[begin PAGE EXTRACT]

I can now with certainty confirm that Matlab’s lyap
is based on LAPACK’s dtrsyl3
. Looking to the figures here, a speed gain up to 30 times can be expected with OpenBLAS for n = 1000 by replacing the call to dtrsyl
by the call to dtrsyl3
. BTW, is the *trsyl3
family already included in the libblastrampoline
?
I believe they were introduced in Upgrade gensymbol by amontoison · Pull Request #125 · JuliaLinearAlgebra/libblastrampoline · GitHub (CC @amontoison)
I confirm that it should be in LBT >= 5.9.0.
I implemented an experimental wrapper trsyl3!
to the LAPACK’s *trsyl3
family to be included in the next release of MatrixEquations. Just an update on the timings with Julia’s trsyl!
(based on LAPACK’s dtrsyl
) and the new trsyl3!
:
julia> using BenchmarkTools
julia> n = 1000; a, = schur(rand(n,n)); c = rand(n,n); c = c'*c;
julia> @btime Y, scale = LinearAlgebra.LAPACK.trsyl!('N', 'T', $a, $a, copy($c));
2.488 s (3 allocations: 7.63 MiB)
julia> @btime Y, scale = MatrixEquations.trsyl3!('N', 'T', $a, $a, copy($c));
159.684 ms (6 allocations: 7.64 MiB)
trsyl3!
is almost 15 times faster than trsyl!
, using OpenBLAS and 1 thread.

[end PAGE EXTRACT]

- _PROBLEMS_:
1. According to the forum thread on LAPACK's trsyl3, from which libblastrampoline version onward should the *trsyl3 family be included?
2. Reproduce a passage of the trsyl3 thread word for word, starting with "I confirm that" and going on through "with Julia’s trsyl!".

[begin SUPPLIED INFORMATION]

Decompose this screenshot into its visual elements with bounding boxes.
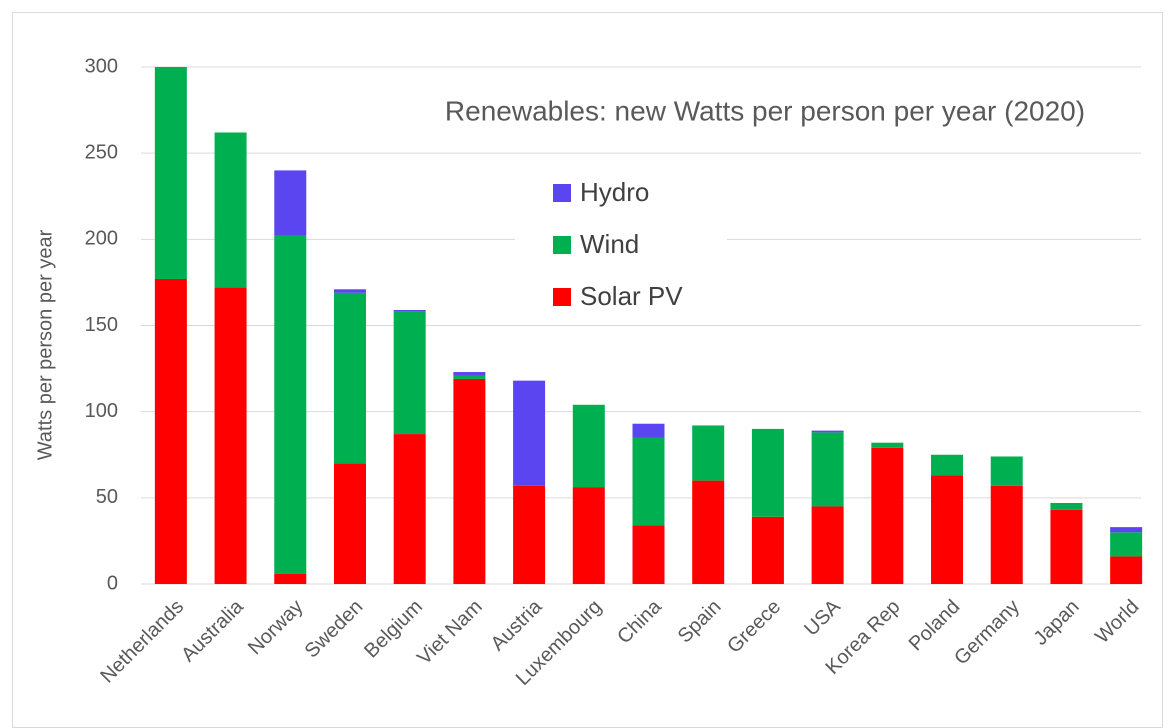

[end SUPPLIED INFORMATION]
[begin SUPPLIED INFORMATION]

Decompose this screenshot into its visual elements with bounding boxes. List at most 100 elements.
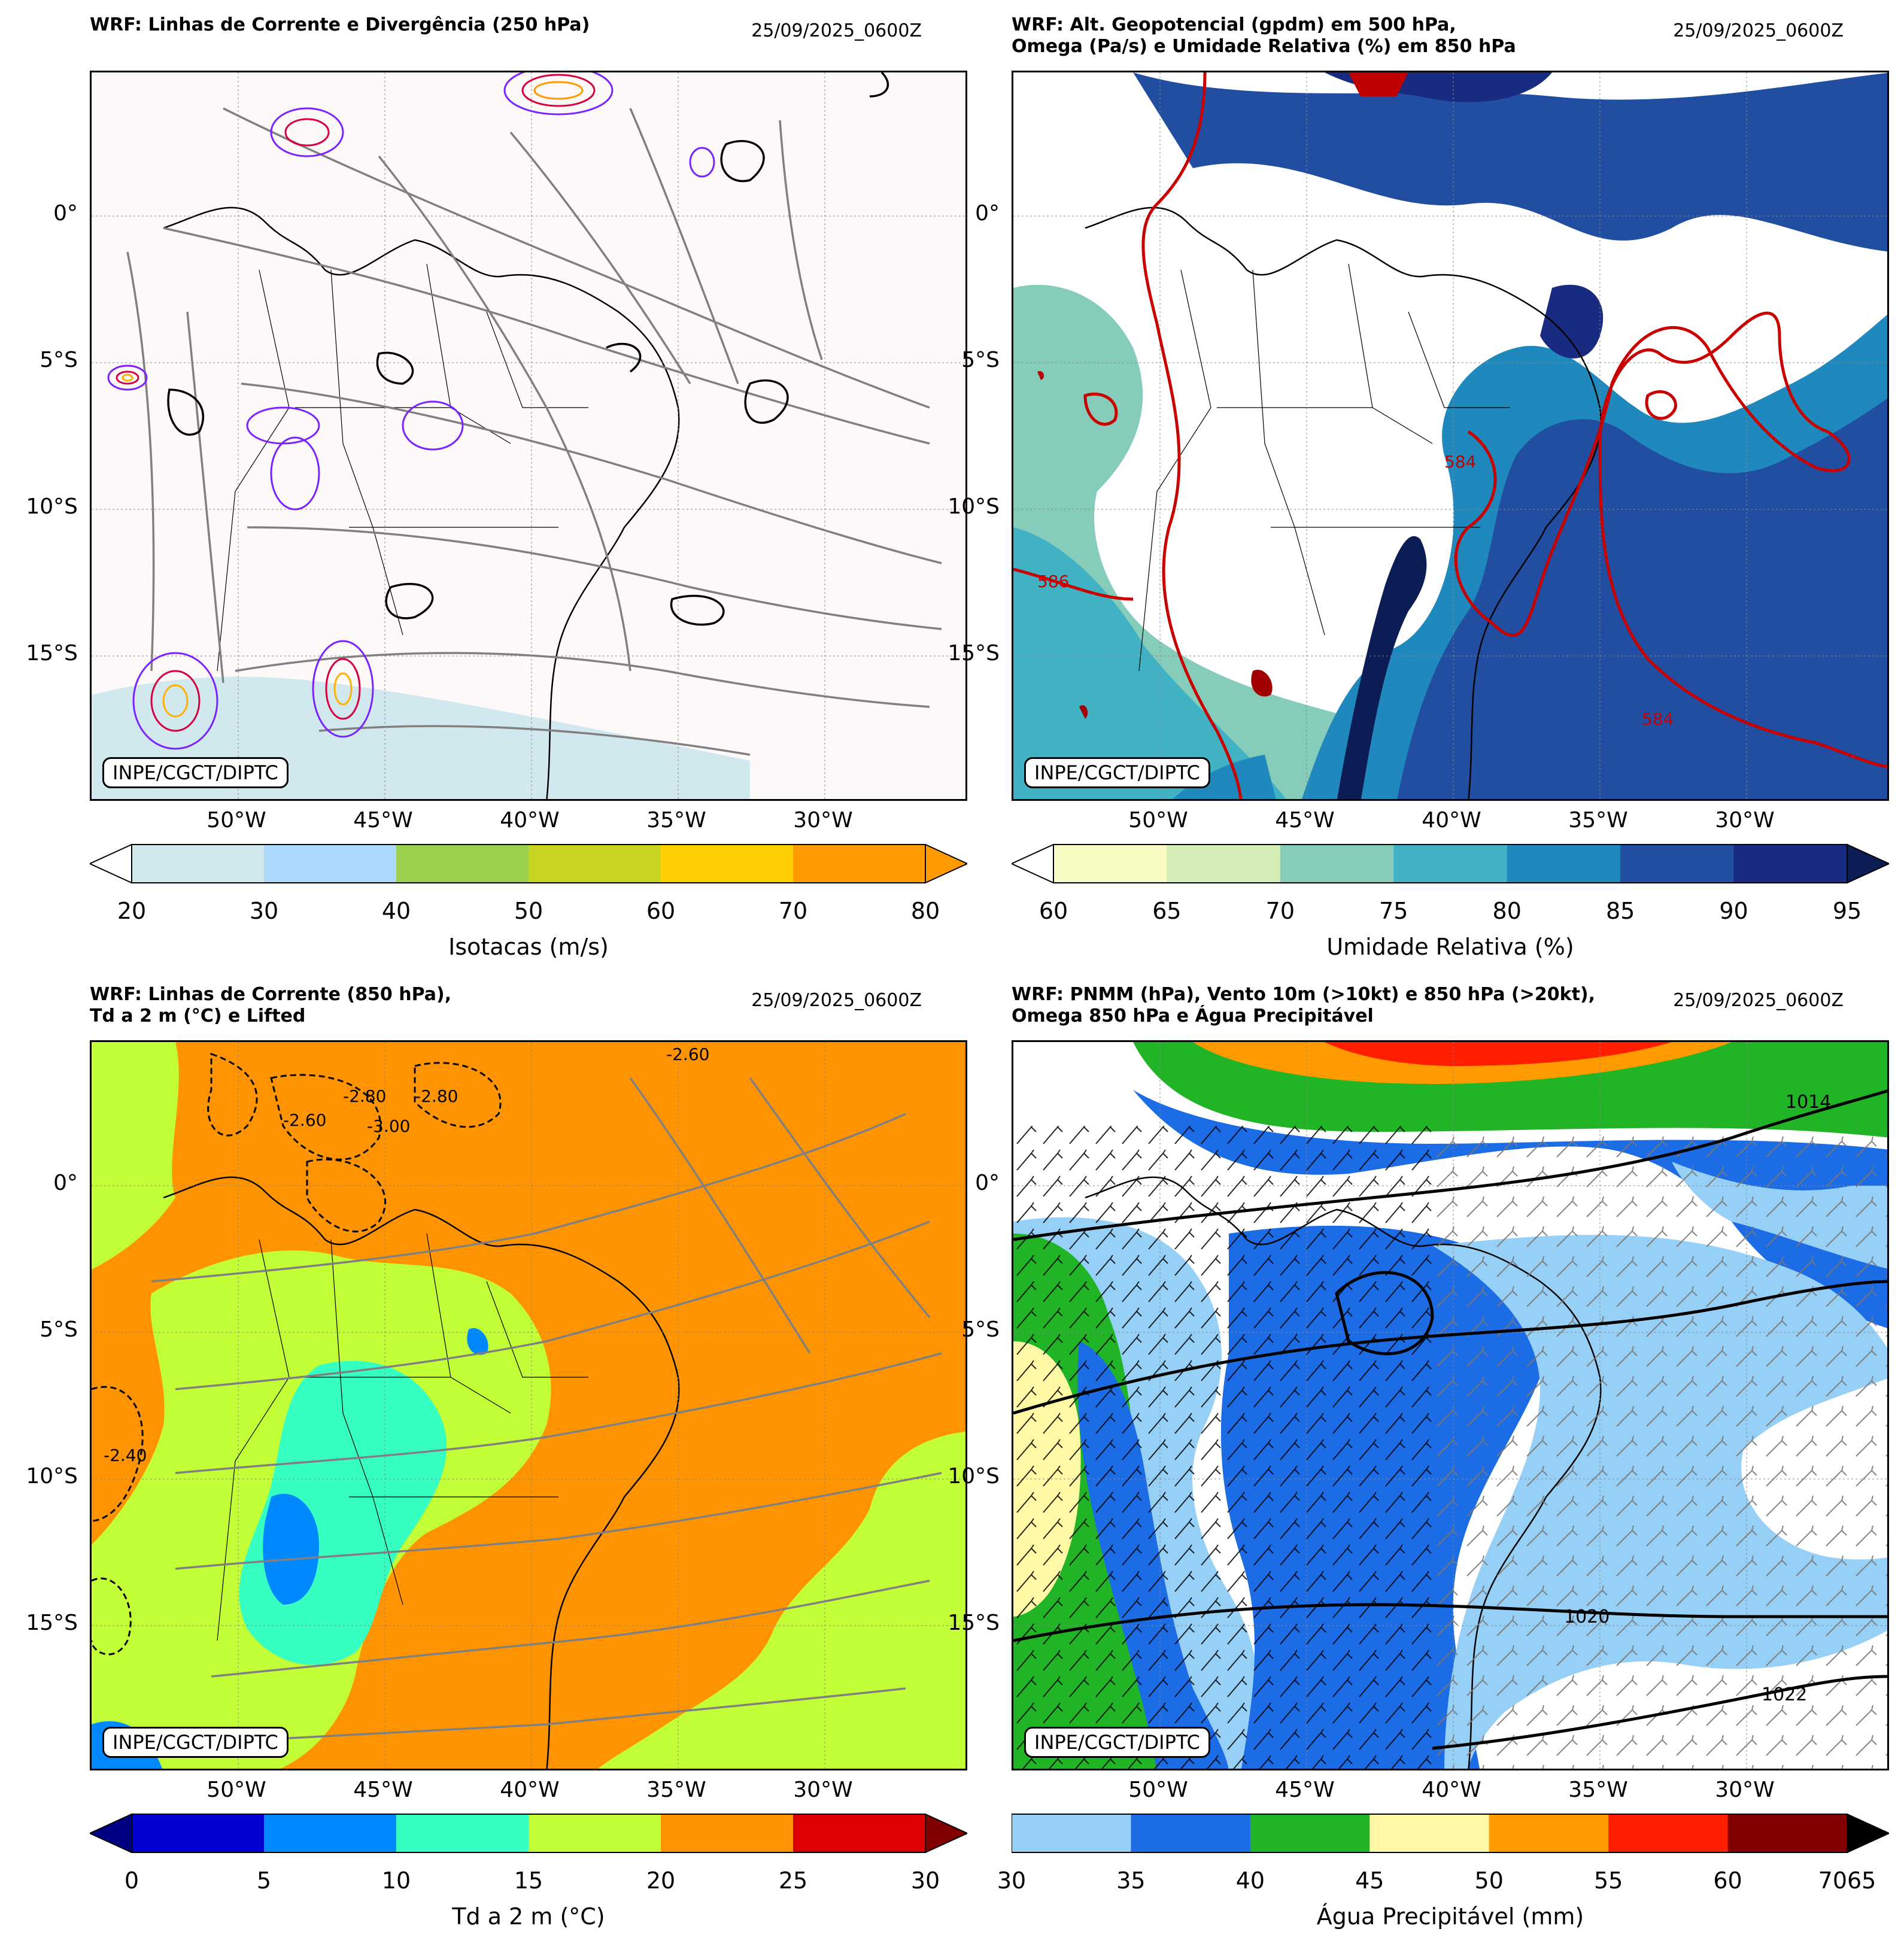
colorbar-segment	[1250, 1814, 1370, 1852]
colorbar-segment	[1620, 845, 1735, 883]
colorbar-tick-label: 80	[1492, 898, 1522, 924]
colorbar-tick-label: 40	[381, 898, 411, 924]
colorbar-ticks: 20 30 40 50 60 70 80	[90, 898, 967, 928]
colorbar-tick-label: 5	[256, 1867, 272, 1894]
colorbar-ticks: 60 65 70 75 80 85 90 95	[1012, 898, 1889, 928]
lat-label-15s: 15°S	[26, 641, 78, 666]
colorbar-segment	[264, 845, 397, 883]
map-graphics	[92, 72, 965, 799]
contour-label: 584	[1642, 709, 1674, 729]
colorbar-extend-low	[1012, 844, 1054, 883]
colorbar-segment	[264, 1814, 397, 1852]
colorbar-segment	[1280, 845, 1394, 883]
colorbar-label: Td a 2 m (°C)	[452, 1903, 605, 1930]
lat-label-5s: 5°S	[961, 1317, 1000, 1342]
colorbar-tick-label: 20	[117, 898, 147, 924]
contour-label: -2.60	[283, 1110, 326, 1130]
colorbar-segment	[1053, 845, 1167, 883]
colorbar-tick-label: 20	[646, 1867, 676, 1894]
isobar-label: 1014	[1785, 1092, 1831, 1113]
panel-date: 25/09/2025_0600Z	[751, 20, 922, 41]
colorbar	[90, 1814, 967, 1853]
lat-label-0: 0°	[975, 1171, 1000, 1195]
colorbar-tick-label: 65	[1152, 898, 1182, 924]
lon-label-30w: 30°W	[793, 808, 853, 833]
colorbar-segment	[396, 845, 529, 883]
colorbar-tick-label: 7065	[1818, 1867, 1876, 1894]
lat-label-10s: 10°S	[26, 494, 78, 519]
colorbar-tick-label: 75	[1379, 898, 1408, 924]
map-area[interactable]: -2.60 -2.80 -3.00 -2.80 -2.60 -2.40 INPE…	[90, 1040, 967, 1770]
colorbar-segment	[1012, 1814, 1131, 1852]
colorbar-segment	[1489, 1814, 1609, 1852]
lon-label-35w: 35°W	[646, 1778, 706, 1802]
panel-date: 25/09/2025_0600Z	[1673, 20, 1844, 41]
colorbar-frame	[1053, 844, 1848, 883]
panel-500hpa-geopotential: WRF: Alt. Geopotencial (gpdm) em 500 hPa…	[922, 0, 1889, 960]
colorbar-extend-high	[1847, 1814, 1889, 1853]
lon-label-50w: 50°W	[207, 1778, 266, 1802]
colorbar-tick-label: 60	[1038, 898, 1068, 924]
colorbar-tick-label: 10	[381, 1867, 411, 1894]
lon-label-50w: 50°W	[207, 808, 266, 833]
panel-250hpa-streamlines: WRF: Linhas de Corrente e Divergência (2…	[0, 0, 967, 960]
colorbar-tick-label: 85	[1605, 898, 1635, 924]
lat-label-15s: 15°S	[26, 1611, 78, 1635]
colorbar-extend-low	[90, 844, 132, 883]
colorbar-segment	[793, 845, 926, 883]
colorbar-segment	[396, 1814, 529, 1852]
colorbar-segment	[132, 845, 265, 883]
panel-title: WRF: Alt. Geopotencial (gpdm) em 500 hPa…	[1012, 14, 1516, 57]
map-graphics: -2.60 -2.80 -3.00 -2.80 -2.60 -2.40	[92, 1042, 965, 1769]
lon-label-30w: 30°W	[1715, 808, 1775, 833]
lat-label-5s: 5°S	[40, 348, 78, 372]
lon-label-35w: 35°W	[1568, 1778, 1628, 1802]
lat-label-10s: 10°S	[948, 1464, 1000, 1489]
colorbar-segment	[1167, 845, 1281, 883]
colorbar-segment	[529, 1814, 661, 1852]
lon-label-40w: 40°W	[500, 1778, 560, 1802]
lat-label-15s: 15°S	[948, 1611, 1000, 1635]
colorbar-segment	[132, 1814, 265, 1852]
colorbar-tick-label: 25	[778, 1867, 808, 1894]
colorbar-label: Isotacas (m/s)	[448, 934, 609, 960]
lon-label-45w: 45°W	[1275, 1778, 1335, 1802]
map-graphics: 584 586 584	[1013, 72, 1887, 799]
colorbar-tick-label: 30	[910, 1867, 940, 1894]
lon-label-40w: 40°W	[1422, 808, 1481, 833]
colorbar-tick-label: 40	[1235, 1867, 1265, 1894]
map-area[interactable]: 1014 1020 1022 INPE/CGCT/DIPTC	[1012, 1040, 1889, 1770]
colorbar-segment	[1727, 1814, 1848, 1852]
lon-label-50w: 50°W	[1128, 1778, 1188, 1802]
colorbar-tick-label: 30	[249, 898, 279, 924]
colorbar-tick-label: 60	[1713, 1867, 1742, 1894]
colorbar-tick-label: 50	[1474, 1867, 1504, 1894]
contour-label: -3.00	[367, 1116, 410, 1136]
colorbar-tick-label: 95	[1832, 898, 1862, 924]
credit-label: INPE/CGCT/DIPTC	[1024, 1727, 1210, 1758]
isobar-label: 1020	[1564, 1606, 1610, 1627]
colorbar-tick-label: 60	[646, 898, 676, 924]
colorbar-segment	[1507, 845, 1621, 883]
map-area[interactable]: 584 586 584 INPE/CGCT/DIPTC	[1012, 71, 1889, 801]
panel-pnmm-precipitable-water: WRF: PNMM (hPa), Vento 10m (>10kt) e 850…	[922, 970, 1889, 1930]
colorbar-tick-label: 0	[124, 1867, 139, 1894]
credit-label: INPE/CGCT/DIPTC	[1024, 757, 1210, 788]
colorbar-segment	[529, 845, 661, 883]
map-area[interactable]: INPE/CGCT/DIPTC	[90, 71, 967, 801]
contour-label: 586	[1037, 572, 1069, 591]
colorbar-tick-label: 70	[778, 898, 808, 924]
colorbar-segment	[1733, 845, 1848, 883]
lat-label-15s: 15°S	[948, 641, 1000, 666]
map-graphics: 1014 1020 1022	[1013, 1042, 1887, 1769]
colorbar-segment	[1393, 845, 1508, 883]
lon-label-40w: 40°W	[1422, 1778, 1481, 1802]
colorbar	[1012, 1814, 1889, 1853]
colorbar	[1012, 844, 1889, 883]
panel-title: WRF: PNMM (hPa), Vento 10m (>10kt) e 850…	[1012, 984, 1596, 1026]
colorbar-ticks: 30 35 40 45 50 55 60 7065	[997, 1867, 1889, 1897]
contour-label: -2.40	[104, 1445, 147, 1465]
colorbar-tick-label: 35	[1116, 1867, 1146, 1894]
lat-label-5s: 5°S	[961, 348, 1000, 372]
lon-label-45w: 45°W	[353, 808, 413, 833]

[end SUPPLIED INFORMATION]

- _EXPECTED RESULTS_:
1. LBT 5.9.0 or later.

2.
I confirm that it should be in LBT >= 5.9.0.
I implemented an experimental wrapper trsyl3!
to the LAPACK’s *trsyl3
family to be included in the next release of MatrixEquations. Just an update on the timings with Julia’s trsyl!